Set task 1: From the records, reproduce verbatim every line from the line containing "Patent image size: (816, 545)." up to and including the line containing "The optical element 5 is at (405, 385).".

Excerpted passage:
◆ ◆ ◆ ◆ ◆ ◆ ◆

# Korean ver. of "rain manna"?



## kimko_379

I was wondering if you could possibly tell me what is the above verb used for the translation of "Exodus" 16:4.  Thanks in advance.


----------



## moondeer

"하늘에서 양식을 비같이 내리리니...." That's from the 1962 Korean Bible Society Bible. "I will rain down food from heaven"


----------



## kimko_379

The literal/almost-word-for-word translation would be:
"From heaven, the food (like rain) will rain down," correct?


----------



## moondeer

That's right, except in English you would not use "the" in this case of "food." And technically, 내리다 means "come down." So, "From heaven food like rain will come down." (And perhaps you know that -을 in 양식을 is an object marker: it shows that the word 양식 is a direct object.)


----------



## kimko_379

I still have a question:  Why does the verb "come down" take an object-noun?  Where is the (auxiliary-)verb corresponding to "let" or "make/cause to"?  I'm such a beginner that I fail to know the ABC of the Korean grammar.


----------



## moondeer

Right, it's trickier than it appears. In the construction "it is raining," you have "비가 내리다." (lit., "The rain is falling/coming down.") "비" takes a subject marker in that case ("가").
The "topic" of the sentence (what English speakers would think of as the subject) is implied. God is speaking, so to make the main subject (=topic) explicit, you would have "나는 하늘에서 양식을 비같이 내리리니...."  
You didn't ask this, but the second "리" in "내리리다" refers to future tense.
Finally, I'm not 100% sure about my answer to this part, but I think the "make/cause to" idea is implied by the object marker on 양식.


----------

◆ ◆ ◆ ◆ ◆ ◆ ◆

Task data:

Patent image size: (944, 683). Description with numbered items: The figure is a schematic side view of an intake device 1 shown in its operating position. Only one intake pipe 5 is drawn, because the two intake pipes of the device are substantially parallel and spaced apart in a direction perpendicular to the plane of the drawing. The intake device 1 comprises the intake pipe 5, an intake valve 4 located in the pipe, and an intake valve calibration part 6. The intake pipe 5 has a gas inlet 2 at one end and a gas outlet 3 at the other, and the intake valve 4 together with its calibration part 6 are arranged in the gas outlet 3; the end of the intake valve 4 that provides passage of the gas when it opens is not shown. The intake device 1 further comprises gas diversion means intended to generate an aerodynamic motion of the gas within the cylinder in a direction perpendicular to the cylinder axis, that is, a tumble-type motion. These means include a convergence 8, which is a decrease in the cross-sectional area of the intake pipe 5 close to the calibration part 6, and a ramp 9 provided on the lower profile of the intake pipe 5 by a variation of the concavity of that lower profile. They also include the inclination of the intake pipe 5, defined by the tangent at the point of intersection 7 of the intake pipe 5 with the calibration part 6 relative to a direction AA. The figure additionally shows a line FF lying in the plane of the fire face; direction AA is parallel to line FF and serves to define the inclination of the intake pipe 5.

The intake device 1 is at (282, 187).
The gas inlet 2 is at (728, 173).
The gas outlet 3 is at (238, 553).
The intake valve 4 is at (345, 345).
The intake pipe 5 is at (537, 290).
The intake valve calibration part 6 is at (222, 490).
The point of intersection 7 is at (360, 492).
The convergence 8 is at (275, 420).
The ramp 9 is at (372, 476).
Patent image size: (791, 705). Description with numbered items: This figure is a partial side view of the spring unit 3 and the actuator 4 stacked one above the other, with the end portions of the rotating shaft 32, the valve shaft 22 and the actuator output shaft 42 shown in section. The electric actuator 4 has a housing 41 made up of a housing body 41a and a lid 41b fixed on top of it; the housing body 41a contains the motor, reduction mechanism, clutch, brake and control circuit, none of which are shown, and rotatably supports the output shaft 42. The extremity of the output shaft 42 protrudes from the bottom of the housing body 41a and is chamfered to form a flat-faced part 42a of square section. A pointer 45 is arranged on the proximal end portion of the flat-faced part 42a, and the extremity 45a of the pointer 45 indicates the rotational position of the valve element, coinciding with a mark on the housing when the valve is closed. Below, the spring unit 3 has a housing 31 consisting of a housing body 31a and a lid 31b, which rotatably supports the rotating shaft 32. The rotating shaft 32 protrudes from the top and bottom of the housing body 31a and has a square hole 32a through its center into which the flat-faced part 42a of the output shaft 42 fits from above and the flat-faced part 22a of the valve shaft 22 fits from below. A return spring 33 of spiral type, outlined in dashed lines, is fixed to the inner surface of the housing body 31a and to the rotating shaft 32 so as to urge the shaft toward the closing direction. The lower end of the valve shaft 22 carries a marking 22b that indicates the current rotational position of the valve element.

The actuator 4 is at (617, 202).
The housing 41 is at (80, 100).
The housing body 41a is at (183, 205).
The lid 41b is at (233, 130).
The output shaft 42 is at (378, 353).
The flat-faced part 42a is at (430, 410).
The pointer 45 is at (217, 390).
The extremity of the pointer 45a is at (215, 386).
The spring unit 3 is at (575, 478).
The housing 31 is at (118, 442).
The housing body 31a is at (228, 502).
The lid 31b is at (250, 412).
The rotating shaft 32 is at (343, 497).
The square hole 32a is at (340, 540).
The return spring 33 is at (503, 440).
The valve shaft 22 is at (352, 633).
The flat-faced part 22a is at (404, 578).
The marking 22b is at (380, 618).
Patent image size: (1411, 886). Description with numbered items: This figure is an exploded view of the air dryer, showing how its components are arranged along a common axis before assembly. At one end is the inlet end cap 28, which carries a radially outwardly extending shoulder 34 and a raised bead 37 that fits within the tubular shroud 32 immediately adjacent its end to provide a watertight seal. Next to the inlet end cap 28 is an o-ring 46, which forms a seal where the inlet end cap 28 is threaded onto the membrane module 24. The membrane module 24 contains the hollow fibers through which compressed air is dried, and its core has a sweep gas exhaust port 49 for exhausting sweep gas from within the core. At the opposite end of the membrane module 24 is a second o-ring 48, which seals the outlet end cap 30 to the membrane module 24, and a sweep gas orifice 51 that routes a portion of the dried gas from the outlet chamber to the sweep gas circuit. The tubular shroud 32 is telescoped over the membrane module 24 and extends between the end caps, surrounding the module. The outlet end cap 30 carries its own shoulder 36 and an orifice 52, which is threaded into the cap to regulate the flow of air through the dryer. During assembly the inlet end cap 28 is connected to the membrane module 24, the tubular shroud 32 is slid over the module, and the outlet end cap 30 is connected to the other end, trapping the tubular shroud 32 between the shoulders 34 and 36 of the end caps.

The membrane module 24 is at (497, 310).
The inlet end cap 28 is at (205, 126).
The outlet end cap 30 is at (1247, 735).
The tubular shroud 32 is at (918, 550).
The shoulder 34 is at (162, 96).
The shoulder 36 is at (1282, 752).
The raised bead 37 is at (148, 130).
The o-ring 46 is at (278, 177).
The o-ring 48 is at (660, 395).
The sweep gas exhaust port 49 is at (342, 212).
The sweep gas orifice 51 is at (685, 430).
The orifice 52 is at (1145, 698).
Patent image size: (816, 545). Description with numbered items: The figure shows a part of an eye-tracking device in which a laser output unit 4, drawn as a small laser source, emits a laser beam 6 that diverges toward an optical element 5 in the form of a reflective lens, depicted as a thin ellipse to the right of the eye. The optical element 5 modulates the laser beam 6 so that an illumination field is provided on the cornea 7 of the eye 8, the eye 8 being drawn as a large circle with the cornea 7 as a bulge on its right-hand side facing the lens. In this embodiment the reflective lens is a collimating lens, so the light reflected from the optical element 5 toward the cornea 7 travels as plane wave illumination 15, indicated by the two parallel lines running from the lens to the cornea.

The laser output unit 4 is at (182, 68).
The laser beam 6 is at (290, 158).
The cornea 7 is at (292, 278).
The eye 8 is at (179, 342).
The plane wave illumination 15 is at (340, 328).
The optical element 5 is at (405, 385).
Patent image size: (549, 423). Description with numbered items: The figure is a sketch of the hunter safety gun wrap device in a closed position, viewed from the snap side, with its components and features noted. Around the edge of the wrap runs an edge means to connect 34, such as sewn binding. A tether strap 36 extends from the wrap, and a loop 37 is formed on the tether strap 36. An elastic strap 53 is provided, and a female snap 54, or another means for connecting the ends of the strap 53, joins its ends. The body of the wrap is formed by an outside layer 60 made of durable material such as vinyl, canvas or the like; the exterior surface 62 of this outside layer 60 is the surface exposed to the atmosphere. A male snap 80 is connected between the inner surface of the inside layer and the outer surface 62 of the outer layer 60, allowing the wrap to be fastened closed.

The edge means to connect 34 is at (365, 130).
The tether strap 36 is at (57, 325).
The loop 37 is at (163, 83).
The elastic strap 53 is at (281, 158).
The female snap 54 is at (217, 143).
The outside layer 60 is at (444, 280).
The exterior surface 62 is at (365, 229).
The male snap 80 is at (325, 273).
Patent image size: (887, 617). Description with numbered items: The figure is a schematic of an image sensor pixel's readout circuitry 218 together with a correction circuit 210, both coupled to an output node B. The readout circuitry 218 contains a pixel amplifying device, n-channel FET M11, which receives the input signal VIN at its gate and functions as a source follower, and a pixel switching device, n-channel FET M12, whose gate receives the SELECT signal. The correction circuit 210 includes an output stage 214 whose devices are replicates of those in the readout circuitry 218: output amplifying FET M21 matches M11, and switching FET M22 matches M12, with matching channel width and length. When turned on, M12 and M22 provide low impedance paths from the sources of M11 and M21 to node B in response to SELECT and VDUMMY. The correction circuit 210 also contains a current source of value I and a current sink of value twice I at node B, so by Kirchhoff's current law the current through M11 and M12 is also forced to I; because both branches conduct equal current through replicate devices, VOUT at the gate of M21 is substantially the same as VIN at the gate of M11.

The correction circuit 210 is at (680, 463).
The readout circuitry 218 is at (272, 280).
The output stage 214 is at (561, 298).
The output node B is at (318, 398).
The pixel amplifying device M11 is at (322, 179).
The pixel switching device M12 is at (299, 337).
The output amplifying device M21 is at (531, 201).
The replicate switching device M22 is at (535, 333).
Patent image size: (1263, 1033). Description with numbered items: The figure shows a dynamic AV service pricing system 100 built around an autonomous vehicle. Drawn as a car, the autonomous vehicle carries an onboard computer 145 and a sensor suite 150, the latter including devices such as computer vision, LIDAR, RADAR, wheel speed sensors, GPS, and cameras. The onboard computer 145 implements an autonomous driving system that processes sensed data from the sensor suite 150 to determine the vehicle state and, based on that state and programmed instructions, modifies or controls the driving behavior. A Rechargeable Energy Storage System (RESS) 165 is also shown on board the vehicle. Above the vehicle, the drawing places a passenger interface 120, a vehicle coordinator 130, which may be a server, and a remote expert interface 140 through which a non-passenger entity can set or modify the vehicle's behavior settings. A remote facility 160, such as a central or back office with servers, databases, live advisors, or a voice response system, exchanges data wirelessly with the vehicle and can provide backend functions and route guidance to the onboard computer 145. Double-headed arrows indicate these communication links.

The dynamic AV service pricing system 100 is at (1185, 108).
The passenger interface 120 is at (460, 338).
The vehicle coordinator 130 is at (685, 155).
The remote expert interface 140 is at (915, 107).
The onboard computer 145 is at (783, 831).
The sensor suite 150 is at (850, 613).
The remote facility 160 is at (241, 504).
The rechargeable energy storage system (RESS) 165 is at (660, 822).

◆ ◆ ◆ ◆ ◆ ◆ ◆

Set task 2: State whether each of the following statements agrees with the forum thread on the Korean wording of "rain manna." Answer yes or no, and quote the deciding words from the thread. (a) The Korean verse quoted in the thread comes from the 1962 Korean Bible Society Bible. (b) The second "리" in "내리리다" is said to mark the past tense. (c) The poster who answers is fully certain that the "make/cause to" idea is implied by the object marker on 양식.

Full answer 1:
Patent image size: (816, 545). Description with numbered items: The figure shows a part of an eye-tracking device in which a laser output unit 4, drawn as a small laser source, emits a laser beam 6 that diverges toward an optical element 5 in the form of a reflective lens, depicted as a thin ellipse to the right of the eye. The optical element 5 modulates the laser beam 6 so that an illumination field is provided on the cornea 7 of the eye 8, the eye 8 being drawn as a large circle with the cornea 7 as a bulge on its right-hand side facing the lens. In this embodiment the reflective lens is a collimating lens, so the light reflected from the optical element 5 toward the cornea 7 travels as plane wave illumination 15, indicated by the two parallel lines running from the lens to the cornea.

The laser output unit 4 is at (182, 68).
The laser beam 6 is at (290, 158).
The cornea 7 is at (292, 278).
The eye 8 is at (179, 342).
The plane wave illumination 15 is at (340, 328).
The optical element 5 is at (405, 385).

Full answer 2:
(a) Yes: "That's from the 1962 Korean Bible Society Bible."
(b) No: "the second "리" in "내리리다" refers to future tense."
(c) No: "I'm not 100% sure about my answer to this part"